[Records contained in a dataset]

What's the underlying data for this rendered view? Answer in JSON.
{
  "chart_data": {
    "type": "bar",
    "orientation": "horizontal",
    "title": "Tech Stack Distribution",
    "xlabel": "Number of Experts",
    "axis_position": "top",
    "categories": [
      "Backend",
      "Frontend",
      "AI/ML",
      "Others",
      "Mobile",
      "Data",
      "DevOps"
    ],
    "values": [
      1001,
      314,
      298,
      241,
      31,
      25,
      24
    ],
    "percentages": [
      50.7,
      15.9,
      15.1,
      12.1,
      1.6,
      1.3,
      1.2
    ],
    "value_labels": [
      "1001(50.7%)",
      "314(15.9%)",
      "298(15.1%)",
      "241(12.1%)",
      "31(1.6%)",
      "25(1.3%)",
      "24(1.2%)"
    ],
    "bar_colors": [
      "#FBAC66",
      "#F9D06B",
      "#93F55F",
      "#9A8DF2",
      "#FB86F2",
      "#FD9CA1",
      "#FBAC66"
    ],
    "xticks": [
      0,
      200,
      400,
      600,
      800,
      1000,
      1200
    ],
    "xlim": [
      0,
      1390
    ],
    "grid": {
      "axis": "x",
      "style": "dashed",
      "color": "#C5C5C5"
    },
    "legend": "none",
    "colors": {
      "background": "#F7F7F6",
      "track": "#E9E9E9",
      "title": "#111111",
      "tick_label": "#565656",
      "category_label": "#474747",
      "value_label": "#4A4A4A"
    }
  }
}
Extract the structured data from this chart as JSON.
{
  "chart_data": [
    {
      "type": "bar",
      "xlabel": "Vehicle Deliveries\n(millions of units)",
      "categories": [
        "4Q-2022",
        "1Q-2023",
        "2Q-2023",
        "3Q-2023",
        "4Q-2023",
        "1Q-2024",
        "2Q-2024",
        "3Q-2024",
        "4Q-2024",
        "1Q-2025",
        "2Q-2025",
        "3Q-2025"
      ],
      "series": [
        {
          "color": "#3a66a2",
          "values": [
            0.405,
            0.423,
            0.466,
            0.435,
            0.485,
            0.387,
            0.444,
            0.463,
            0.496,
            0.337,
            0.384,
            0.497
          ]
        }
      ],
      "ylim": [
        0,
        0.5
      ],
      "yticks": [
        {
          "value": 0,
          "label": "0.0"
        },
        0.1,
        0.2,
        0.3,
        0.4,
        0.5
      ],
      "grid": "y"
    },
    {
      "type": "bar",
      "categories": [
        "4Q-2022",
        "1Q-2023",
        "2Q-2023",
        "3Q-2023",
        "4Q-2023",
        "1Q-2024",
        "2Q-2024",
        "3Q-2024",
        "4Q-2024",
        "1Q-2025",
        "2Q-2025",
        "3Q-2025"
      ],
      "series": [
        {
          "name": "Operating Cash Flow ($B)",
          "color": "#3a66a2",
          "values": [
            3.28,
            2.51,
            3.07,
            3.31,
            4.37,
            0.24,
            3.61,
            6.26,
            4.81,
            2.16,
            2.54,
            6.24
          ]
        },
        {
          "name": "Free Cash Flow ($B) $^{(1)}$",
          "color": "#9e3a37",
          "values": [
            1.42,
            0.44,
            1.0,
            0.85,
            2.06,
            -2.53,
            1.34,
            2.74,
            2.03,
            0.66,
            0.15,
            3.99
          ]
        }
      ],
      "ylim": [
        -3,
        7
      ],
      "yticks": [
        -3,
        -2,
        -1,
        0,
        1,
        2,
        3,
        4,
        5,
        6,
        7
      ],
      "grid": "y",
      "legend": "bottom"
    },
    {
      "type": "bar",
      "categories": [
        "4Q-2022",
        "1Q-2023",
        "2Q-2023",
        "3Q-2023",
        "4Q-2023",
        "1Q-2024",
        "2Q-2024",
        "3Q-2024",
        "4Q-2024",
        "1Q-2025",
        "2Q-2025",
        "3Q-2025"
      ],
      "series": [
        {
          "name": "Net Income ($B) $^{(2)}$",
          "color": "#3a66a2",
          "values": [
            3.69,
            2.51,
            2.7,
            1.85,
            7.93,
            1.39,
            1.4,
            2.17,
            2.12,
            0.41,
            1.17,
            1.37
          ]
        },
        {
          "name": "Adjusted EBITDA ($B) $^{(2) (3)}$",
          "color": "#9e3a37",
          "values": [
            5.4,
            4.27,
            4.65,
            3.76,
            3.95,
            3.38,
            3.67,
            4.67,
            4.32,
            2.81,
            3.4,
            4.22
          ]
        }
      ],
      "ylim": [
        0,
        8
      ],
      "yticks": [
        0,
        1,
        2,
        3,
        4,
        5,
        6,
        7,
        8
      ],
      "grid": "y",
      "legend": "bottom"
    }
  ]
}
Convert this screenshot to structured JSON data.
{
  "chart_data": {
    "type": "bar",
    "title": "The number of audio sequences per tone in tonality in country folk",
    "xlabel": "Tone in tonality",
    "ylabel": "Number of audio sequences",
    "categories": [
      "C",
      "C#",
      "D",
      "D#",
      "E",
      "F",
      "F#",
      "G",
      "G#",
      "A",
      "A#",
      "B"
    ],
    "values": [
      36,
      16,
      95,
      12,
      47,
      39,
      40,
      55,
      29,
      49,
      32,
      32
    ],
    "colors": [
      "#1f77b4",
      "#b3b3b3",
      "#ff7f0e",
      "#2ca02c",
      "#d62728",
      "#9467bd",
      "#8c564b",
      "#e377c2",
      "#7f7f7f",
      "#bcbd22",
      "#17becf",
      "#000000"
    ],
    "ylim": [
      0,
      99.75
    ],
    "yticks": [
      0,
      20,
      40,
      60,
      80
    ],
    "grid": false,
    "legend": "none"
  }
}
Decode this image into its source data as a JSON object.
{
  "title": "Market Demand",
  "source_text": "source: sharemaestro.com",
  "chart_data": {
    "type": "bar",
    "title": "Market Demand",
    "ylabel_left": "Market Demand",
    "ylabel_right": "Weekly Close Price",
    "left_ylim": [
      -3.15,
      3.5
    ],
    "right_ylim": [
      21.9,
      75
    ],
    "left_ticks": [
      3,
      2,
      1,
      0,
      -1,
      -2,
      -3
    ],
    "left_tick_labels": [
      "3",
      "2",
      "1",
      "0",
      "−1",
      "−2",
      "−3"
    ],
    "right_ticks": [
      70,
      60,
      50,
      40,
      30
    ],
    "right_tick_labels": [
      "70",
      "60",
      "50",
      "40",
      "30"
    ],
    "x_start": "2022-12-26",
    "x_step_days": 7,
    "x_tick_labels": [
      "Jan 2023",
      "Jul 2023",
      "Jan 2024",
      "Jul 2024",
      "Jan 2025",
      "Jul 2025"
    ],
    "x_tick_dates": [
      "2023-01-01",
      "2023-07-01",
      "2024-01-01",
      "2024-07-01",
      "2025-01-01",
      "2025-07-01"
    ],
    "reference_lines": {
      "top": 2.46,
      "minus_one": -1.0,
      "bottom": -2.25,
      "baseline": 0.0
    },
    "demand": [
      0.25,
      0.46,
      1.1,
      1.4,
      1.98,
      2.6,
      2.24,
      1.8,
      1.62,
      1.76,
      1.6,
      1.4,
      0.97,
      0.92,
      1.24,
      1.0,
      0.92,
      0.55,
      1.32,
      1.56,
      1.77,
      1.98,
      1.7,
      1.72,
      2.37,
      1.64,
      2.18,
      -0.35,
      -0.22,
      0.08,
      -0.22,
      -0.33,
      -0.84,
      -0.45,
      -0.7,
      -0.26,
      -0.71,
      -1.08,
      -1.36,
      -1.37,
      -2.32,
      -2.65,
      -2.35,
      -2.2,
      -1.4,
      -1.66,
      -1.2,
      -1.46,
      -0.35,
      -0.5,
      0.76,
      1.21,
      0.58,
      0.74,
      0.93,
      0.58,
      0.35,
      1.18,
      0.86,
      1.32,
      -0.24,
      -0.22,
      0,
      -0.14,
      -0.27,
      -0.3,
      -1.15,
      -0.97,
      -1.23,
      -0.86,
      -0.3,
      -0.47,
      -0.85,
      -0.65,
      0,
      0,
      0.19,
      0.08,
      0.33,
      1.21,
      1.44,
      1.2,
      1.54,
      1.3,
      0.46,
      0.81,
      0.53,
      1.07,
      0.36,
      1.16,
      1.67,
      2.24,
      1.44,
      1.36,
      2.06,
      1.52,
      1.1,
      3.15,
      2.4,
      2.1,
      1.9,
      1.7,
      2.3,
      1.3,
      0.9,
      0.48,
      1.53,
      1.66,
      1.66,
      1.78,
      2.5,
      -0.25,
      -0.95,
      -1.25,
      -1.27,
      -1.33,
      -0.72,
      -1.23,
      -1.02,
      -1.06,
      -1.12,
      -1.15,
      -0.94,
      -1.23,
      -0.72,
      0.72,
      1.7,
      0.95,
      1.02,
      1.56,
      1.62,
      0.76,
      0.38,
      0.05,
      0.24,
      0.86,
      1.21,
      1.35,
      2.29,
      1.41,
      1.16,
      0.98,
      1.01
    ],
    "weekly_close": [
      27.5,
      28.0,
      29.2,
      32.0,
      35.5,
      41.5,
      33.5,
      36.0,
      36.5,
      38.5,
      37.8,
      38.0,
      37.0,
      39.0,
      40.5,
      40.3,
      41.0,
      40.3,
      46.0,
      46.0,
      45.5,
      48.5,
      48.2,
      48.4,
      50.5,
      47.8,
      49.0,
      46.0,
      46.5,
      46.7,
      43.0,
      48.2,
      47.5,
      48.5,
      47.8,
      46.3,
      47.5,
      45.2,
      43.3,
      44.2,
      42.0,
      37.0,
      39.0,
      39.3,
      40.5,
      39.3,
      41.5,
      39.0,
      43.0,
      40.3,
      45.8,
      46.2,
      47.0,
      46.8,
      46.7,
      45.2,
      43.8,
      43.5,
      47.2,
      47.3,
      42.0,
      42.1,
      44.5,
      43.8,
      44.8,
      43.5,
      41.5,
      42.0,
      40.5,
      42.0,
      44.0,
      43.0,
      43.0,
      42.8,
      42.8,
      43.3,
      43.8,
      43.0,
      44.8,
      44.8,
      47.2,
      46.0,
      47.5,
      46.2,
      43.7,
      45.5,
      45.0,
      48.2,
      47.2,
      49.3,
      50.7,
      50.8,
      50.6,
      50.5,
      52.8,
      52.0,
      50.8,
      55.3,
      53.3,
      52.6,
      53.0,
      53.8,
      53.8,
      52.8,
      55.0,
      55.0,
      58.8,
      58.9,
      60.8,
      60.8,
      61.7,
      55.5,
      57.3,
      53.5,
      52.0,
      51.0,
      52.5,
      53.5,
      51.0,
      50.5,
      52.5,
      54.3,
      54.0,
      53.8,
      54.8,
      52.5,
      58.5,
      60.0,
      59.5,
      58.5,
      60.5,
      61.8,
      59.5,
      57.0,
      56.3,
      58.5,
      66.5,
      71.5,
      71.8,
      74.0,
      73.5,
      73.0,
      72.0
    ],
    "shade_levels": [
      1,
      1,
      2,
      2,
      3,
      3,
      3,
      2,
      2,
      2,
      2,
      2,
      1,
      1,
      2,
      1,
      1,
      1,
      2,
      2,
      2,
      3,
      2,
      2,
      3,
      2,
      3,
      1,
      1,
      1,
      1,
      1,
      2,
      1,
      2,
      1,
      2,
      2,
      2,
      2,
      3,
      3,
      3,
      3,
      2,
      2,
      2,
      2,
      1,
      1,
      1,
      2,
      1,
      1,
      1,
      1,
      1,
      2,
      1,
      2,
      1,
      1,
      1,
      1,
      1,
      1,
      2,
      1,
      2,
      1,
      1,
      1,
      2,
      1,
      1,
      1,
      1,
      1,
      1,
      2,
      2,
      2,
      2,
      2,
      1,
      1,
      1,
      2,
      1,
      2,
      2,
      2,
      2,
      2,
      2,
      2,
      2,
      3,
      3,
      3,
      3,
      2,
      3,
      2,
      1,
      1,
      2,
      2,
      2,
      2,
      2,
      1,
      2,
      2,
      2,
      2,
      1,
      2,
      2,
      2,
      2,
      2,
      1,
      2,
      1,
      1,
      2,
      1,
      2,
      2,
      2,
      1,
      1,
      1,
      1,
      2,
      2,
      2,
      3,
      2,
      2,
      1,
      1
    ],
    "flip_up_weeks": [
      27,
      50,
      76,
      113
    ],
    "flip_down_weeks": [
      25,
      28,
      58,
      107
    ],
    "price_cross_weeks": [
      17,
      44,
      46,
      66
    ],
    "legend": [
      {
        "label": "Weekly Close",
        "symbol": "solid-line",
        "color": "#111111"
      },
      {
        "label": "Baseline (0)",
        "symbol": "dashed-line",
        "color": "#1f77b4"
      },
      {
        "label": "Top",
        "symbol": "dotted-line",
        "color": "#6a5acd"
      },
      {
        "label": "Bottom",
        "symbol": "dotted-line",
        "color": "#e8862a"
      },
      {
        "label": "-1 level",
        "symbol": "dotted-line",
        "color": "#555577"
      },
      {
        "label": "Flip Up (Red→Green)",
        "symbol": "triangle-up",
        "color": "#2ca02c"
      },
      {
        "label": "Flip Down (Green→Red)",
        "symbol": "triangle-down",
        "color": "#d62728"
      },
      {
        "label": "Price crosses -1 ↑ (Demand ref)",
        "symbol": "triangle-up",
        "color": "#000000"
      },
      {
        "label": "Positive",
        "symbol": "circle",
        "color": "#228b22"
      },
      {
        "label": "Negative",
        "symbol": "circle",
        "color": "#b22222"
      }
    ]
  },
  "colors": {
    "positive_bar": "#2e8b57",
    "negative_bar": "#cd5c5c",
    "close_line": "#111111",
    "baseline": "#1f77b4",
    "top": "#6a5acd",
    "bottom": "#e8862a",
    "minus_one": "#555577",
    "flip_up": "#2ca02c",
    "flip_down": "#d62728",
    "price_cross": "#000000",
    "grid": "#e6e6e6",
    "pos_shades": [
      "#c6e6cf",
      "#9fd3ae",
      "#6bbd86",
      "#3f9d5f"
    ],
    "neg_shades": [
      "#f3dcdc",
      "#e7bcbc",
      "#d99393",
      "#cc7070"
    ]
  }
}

▶ TASK PROMPT: Extract all lines that hold the word "title".

▶ WORKED ANSWER:
    "title": "Tech Stack Distribution",
      "title": "#111111",
    "title": "The number of audio sequences per tone in tonality in country folk",
  "title": "Market Demand",
    "title": "Market Demand",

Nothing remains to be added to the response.